(Source data)
┏━━

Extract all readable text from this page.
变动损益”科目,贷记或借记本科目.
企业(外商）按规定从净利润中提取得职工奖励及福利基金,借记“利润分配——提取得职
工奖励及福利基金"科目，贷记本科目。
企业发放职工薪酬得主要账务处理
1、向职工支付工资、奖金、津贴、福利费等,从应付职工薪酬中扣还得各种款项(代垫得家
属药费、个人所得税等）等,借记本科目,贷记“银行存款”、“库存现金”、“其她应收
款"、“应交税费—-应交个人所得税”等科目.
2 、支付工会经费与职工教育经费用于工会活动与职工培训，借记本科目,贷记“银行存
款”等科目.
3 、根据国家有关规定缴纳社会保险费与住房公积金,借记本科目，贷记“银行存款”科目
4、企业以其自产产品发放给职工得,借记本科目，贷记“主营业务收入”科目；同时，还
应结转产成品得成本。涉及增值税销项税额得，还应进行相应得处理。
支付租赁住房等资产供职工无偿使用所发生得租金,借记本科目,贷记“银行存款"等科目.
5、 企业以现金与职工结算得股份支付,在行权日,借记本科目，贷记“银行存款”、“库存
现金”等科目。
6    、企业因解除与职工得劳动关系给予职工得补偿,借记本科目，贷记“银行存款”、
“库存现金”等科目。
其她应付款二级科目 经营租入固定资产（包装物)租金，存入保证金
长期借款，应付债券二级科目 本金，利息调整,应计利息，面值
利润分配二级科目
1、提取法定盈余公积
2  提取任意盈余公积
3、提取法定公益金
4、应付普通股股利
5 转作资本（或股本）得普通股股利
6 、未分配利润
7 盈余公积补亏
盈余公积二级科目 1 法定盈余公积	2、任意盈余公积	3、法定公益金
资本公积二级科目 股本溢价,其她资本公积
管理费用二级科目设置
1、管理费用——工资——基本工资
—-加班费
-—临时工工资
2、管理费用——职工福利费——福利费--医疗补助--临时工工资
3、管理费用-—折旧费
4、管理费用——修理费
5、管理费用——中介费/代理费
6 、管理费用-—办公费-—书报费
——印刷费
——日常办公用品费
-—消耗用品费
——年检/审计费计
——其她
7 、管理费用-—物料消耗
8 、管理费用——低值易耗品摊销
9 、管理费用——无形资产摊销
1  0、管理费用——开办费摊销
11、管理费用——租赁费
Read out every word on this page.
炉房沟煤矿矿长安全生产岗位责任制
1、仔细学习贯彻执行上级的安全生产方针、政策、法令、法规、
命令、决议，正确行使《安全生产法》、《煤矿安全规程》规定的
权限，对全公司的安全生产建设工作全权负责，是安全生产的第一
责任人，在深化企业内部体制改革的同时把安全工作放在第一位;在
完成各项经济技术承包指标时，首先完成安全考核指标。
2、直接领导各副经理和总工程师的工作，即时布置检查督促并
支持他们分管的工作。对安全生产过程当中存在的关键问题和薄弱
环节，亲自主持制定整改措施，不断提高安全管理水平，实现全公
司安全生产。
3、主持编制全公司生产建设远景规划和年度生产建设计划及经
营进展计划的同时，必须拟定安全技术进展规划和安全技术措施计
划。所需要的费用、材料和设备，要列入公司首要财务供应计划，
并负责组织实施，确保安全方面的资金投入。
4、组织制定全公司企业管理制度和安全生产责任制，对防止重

┗━━

• **YOUR TASK**:
Exactly reproduce all of the entries.

• **RESULT OF THE EXERCISE**:
Extract all readable text from this page.
变动损益”科目,贷记或借记本科目.
企业(外商）按规定从净利润中提取得职工奖励及福利基金,借记“利润分配——提取得职
工奖励及福利基金"科目，贷记本科目。
企业发放职工薪酬得主要账务处理
1、向职工支付工资、奖金、津贴、福利费等,从应付职工薪酬中扣还得各种款项(代垫得家
属药费、个人所得税等）等,借记本科目,贷记“银行存款”、“库存现金”、“其她应收
款"、“应交税费—-应交个人所得税”等科目.
2 、支付工会经费与职工教育经费用于工会活动与职工培训，借记本科目,贷记“银行存
款”等科目.
3 、根据国家有关规定缴纳社会保险费与住房公积金,借记本科目，贷记“银行存款”科目
4、企业以其自产产品发放给职工得,借记本科目，贷记“主营业务收入”科目；同时，还
应结转产成品得成本。涉及增值税销项税额得，还应进行相应得处理。
支付租赁住房等资产供职工无偿使用所发生得租金,借记本科目,贷记“银行存款"等科目.
5、 企业以现金与职工结算得股份支付,在行权日,借记本科目，贷记“银行存款”、“库存
现金”等科目。
6    、企业因解除与职工得劳动关系给予职工得补偿,借记本科目，贷记“银行存款”、
“库存现金”等科目。
其她应付款二级科目 经营租入固定资产（包装物)租金，存入保证金
长期借款，应付债券二级科目 本金，利息调整,应计利息，面值
利润分配二级科目
1、提取法定盈余公积
2  提取任意盈余公积
3、提取法定公益金
4、应付普通股股利
5 转作资本（或股本）得普通股股利
6 、未分配利润
7 盈余公积补亏
盈余公积二级科目 1 法定盈余公积	2、任意盈余公积	3、法定公益金
资本公积二级科目 股本溢价,其她资本公积
管理费用二级科目设置
1、管理费用——工资——基本工资
—-加班费
-—临时工工资
2、管理费用——职工福利费——福利费--医疗补助--临时工工资
3、管理费用-—折旧费
4、管理费用——修理费
5、管理费用——中介费/代理费
6 、管理费用-—办公费-—书报费
——印刷费
——日常办公用品费
-—消耗用品费
——年检/审计费计
——其她
7 、管理费用-—物料消耗
8 、管理费用——低值易耗品摊销
9 、管理费用——无形资产摊销
1  0、管理费用——开办费摊销
11、管理费用——租赁费
Read out every word on this page.
炉房沟煤矿矿长安全生产岗位责任制
1、仔细学习贯彻执行上级的安全生产方针、政策、法令、法规、
命令、决议，正确行使《安全生产法》、《煤矿安全规程》规定的
权限，对全公司的安全生产建设工作全权负责，是安全生产的第一
责任人，在深化企业内部体制改革的同时把安全工作放在第一位;在
完成各项经济技术承包指标时，首先完成安全考核指标。
2、直接领导各副经理和总工程师的工作，即时布置检查督促并
支持他们分管的工作。对安全生产过程当中存在的关键问题和薄弱
环节，亲自主持制定整改措施，不断提高安全管理水平，实现全公
司安全生产。
3、主持编制全公司生产建设远景规划和年度生产建设计划及经
营进展计划的同时，必须拟定安全技术进展规划和安全技术措施计
划。所需要的费用、材料和设备，要列入公司首要财务供应计划，
并负责组织实施，确保安全方面的资金投入。
4、组织制定全公司企业管理制度和安全生产责任制，对防止重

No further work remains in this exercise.